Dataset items
-=-=-=-=-

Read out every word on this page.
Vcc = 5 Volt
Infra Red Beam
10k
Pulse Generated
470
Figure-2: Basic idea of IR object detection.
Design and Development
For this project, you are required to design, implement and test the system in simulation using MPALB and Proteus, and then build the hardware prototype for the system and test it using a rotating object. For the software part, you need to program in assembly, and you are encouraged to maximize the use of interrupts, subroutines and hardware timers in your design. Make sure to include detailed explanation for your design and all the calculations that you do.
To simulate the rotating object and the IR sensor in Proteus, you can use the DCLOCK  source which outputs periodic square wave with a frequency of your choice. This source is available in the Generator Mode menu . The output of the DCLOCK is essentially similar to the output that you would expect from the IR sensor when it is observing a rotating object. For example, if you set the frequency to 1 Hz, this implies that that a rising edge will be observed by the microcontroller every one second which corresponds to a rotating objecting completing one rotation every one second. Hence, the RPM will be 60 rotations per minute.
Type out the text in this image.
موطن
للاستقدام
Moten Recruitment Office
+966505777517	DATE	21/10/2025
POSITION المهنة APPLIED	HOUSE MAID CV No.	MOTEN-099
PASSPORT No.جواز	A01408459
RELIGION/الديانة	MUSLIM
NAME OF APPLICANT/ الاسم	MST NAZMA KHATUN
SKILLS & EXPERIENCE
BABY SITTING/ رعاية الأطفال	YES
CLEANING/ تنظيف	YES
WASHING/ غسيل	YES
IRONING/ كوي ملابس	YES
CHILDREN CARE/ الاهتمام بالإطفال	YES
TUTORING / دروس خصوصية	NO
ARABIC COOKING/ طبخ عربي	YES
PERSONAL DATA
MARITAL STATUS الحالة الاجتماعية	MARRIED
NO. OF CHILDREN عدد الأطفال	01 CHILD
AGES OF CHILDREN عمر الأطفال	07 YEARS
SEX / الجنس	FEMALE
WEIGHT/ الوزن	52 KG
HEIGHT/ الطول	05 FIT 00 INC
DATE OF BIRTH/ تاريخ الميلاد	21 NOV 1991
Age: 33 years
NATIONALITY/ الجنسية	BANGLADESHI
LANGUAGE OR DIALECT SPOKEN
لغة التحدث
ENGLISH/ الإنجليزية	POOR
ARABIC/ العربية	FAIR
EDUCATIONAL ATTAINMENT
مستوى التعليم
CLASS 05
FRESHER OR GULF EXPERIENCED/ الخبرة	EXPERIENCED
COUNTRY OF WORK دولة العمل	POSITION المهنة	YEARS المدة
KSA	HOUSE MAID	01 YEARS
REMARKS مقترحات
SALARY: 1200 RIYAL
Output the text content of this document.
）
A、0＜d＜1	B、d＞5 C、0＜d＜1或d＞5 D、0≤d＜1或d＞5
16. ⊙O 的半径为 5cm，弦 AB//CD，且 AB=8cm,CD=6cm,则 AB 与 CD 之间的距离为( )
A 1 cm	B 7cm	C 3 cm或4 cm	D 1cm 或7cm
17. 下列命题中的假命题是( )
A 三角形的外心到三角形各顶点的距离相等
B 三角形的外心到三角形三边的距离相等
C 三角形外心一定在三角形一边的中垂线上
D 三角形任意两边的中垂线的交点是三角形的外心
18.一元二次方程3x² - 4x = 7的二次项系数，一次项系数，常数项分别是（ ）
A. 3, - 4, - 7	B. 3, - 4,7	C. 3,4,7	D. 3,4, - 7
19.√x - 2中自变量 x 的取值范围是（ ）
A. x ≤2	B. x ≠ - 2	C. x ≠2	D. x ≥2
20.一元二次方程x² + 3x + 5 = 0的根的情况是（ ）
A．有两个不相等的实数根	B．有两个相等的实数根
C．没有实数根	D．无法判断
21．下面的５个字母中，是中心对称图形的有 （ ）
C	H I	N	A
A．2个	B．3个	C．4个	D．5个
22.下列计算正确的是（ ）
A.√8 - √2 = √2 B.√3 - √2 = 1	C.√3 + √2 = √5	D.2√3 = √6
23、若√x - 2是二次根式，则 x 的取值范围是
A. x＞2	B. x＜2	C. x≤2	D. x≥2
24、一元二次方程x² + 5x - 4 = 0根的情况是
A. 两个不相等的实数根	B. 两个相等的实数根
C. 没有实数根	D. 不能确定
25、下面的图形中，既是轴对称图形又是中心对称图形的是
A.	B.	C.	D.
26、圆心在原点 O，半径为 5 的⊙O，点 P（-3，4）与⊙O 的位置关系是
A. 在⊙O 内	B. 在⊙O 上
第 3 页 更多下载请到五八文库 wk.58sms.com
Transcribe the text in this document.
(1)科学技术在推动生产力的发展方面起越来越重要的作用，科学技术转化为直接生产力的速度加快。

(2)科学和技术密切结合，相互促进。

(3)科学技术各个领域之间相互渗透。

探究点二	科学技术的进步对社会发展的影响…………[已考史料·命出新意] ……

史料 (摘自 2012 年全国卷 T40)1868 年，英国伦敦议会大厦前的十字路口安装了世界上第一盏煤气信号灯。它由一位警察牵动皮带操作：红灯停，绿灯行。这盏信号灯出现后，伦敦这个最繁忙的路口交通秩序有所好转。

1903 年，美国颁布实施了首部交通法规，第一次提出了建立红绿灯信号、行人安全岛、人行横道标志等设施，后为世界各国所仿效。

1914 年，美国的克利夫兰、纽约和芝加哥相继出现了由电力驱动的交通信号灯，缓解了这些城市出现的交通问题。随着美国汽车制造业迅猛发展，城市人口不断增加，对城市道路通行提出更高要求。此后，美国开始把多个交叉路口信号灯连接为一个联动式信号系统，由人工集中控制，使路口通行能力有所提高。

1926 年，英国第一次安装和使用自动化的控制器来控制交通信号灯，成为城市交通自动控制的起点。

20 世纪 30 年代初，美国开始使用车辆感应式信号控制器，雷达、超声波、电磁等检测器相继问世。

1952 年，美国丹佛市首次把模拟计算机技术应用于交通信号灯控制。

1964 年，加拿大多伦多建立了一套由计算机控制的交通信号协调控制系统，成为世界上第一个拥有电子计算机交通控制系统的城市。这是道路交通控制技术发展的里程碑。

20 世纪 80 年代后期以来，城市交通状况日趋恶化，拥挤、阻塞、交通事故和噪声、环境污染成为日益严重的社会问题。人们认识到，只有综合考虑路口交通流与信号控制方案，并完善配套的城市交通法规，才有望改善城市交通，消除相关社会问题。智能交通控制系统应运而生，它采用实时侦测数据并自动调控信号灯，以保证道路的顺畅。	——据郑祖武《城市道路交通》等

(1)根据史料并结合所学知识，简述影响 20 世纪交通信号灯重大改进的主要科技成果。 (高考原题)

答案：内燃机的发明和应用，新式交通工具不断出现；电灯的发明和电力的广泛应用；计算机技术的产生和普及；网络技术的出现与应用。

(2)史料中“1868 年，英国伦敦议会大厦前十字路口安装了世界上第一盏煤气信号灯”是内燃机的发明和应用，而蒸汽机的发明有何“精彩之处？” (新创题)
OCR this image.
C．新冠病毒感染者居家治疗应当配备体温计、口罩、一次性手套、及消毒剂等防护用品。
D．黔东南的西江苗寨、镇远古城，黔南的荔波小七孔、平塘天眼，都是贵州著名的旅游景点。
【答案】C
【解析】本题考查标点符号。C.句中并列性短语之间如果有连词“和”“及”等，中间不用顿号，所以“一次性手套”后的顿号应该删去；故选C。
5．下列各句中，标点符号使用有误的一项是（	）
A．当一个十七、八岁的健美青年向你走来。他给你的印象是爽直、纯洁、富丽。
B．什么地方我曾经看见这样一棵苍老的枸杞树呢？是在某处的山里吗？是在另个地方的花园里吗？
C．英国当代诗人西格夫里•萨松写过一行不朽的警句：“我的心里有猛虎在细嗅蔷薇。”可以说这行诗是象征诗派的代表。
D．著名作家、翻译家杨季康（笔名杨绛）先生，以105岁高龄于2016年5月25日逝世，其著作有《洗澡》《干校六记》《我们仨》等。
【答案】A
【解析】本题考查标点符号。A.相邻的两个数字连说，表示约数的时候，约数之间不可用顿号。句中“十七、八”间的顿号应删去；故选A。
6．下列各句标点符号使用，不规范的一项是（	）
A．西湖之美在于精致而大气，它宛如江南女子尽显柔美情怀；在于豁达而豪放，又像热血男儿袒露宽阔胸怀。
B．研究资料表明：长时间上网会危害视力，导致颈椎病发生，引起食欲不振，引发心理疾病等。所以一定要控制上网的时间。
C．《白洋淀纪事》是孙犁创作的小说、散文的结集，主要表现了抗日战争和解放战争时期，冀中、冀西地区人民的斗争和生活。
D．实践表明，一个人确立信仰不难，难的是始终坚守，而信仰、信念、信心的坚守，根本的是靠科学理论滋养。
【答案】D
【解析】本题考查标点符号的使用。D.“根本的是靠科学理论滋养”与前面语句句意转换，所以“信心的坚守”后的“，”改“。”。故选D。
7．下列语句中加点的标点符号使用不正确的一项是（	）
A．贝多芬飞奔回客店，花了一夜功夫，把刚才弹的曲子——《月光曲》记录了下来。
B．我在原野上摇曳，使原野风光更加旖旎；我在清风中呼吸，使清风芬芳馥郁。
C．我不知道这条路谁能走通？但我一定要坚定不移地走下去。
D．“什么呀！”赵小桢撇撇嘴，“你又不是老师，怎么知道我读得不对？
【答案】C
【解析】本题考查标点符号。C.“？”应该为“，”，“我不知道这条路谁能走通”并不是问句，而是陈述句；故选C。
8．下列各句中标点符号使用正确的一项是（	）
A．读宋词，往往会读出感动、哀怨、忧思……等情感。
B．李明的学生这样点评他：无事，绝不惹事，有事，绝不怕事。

-=-=-=-=-

▸ **Written exercise**
Go through the entries and return each line where the word "that" appears.

▸ **The solution**
For this project, you are required to design, implement and test the system in simulation using MPALB and Proteus, and then build the hardware prototype for the system and test it using a rotating object. For the software part, you need to program in assembly, and you are encouraged to maximize the use of interrupts, subroutines and hardware timers in your design. Make sure to include detailed explanation for your design and all the calculations that you do.
To simulate the rotating object and the IR sensor in Proteus, you can use the DCLOCK  source which outputs periodic square wave with a frequency of your choice. This source is available in the Generator Mode menu . The output of the DCLOCK is essentially similar to the output that you would expect from the IR sensor when it is observing a rotating object. For example, if you set the frequency to 1 Hz, this implies that that a rising edge will be observed by the microcontroller every one second which corresponds to a rotating objecting completing one rotation every one second. Hence, the RPM will be 60 rotations per minute.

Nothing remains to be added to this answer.